**THE EXERCISE:**
Reproduce each line that includes the word "title".

** Start of DATA RECORDS **

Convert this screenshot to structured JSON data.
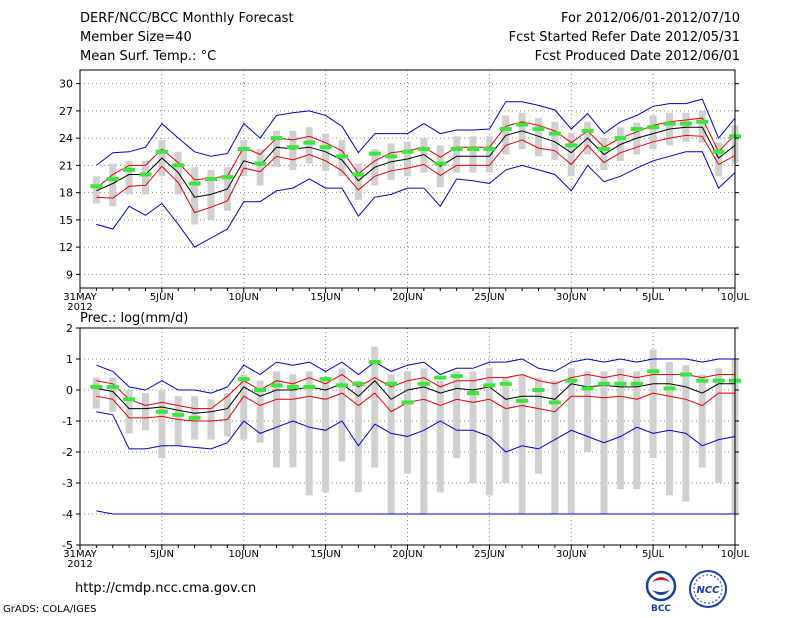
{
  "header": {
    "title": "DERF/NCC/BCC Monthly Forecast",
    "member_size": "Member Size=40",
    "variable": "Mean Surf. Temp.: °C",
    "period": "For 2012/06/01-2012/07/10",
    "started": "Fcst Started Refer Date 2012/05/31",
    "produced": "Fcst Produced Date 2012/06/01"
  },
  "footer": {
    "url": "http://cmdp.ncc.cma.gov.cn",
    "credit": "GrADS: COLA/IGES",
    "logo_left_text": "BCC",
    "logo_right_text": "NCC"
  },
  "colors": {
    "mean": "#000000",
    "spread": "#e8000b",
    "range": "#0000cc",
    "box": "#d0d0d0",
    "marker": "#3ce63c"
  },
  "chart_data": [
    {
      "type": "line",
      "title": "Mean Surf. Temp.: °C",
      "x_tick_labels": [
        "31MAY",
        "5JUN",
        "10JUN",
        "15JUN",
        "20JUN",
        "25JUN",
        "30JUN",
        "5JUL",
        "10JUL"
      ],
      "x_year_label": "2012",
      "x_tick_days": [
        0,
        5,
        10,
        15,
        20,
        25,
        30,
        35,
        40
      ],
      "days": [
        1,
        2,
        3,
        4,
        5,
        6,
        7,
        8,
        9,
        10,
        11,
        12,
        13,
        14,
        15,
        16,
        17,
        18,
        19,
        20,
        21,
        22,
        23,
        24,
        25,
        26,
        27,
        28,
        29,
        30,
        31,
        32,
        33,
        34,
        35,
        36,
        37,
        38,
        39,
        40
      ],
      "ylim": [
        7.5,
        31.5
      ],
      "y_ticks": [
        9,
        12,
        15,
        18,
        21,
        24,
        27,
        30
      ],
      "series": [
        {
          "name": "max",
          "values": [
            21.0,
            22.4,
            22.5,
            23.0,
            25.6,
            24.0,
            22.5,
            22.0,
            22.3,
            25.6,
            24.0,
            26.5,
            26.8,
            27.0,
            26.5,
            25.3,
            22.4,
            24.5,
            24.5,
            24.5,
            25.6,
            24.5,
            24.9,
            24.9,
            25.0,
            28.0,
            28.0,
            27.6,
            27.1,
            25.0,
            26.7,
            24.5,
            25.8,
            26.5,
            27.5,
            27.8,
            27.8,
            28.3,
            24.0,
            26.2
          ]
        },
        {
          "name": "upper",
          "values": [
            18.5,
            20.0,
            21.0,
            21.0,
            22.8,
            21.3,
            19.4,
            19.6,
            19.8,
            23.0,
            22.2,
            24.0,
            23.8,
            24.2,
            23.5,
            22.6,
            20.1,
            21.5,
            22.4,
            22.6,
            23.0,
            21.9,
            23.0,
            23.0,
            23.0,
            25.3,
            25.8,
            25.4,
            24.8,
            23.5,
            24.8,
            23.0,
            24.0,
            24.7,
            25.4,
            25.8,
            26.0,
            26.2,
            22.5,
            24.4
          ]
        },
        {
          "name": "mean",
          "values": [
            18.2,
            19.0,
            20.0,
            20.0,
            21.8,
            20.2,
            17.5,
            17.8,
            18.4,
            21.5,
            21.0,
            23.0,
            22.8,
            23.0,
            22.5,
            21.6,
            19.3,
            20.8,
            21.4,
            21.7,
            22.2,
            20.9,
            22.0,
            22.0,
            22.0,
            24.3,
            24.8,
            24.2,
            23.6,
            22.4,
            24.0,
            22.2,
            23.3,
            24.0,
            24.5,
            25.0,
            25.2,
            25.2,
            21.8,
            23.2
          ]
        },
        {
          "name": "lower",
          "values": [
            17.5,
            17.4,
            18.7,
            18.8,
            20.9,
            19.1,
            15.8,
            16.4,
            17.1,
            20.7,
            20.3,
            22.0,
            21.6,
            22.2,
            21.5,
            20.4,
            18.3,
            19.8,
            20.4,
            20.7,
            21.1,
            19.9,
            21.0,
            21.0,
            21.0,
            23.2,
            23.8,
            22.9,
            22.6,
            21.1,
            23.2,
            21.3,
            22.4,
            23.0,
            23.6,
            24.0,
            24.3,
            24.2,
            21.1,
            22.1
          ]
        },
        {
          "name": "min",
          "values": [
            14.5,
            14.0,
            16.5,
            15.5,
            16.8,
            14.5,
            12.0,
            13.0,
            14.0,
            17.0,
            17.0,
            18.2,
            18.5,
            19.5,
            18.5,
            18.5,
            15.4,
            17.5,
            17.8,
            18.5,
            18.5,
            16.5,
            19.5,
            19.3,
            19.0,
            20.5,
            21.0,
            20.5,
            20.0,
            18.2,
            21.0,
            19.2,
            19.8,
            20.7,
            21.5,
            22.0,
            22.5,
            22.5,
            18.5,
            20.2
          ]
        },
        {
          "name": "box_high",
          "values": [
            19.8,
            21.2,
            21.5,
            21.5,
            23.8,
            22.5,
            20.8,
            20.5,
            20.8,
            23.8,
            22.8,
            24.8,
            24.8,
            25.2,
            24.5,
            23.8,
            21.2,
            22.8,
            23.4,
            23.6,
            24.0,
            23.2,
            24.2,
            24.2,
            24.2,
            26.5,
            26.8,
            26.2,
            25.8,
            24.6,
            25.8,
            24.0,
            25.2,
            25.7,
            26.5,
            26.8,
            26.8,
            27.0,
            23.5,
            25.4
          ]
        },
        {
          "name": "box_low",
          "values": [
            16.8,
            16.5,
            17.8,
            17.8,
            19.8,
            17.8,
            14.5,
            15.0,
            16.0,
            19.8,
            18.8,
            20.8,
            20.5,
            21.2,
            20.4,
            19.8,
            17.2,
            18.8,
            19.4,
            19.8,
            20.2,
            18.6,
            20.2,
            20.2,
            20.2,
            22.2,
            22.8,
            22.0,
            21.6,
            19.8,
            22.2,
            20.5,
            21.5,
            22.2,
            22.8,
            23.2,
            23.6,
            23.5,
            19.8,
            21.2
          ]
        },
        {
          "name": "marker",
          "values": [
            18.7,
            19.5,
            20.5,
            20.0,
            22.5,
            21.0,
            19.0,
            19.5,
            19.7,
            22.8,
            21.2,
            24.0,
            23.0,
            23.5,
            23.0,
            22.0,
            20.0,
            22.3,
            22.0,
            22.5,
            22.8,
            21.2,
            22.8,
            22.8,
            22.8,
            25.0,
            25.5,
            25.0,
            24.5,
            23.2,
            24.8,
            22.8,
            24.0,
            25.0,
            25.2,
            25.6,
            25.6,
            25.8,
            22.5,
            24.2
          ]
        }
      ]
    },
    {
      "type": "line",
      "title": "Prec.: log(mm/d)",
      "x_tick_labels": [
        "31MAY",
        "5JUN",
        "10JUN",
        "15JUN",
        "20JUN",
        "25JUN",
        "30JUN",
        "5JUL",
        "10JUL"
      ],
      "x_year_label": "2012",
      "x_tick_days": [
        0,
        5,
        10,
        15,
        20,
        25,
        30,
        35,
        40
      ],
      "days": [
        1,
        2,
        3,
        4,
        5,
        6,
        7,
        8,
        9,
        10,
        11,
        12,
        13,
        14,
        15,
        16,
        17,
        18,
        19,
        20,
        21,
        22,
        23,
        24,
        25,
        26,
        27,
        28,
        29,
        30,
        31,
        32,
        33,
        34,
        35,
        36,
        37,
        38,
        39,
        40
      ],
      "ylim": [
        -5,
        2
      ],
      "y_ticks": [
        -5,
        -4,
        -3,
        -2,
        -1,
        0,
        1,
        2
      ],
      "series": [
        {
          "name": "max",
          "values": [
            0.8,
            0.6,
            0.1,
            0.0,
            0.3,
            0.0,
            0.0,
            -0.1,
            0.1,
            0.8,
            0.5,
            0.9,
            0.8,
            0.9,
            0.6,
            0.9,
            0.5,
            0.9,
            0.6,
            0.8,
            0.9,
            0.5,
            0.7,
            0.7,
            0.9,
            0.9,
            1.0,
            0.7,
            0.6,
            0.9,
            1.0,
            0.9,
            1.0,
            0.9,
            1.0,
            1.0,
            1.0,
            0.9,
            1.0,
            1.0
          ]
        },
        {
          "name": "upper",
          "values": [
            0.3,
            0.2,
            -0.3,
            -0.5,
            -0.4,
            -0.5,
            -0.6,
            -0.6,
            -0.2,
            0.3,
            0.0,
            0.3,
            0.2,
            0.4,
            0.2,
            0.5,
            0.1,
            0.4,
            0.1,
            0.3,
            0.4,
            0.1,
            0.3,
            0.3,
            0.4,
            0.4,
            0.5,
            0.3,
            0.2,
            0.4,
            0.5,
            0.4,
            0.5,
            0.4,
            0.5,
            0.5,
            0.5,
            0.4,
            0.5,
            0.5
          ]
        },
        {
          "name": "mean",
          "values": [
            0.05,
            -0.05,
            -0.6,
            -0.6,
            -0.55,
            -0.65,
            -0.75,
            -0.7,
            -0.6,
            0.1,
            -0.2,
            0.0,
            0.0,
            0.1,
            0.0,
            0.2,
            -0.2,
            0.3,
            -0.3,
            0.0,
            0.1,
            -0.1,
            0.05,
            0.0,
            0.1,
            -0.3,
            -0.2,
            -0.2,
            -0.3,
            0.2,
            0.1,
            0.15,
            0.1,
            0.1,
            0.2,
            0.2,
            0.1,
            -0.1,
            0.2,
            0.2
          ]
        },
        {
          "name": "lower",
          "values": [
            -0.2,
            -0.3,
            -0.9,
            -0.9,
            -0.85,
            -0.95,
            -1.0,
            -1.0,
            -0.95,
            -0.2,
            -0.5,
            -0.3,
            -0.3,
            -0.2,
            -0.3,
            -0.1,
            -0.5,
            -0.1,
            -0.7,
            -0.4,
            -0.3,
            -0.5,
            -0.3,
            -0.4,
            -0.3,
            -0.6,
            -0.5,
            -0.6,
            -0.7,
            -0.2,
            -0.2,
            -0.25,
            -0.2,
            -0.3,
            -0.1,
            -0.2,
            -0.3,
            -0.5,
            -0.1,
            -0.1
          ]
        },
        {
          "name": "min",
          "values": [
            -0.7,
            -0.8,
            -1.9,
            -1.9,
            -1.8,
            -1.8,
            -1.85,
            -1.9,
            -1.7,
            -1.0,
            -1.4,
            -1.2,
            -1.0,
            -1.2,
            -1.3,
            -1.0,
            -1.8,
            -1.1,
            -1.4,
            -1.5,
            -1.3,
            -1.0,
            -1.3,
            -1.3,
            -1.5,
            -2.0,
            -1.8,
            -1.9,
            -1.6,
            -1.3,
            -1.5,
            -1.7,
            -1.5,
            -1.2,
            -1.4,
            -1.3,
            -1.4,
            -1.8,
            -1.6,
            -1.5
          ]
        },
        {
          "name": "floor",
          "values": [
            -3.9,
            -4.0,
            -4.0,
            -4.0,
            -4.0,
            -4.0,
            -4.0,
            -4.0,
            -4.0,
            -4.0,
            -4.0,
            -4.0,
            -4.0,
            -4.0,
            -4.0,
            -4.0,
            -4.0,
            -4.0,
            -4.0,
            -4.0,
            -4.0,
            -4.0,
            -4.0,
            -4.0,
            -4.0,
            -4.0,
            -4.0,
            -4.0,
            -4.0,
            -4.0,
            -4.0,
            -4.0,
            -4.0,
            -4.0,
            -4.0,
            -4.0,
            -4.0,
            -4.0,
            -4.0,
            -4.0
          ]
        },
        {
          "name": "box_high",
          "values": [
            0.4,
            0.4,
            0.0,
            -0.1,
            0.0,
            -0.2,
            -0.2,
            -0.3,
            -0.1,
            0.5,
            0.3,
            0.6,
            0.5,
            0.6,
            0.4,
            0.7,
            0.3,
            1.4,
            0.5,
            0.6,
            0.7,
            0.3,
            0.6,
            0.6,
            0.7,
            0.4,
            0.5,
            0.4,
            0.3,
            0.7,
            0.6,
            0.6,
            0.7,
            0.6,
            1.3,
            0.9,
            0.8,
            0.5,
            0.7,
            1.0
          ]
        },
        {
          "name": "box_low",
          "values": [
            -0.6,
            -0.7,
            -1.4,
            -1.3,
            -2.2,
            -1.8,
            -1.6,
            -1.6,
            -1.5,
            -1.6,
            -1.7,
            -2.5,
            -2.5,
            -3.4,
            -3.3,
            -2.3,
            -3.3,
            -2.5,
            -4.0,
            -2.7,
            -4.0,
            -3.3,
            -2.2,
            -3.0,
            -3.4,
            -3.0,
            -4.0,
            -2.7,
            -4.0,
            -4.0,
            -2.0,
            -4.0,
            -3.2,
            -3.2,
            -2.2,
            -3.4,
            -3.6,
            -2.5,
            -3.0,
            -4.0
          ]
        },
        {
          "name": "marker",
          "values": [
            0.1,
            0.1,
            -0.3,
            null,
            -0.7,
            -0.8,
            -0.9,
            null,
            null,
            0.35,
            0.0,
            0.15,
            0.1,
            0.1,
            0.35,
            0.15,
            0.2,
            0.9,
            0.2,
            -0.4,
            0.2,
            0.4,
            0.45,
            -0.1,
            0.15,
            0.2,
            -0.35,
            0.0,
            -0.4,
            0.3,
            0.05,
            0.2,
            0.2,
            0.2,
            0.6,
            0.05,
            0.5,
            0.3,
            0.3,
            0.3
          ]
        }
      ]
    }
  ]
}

** End of DATA RECORDS **

**EXPECTED ANSWER:**
    "title": "DERF/NCC/BCC Monthly Forecast",
      "title": "Mean Surf. Temp.: °C",
      "title": "Prec.: log(mm/d)",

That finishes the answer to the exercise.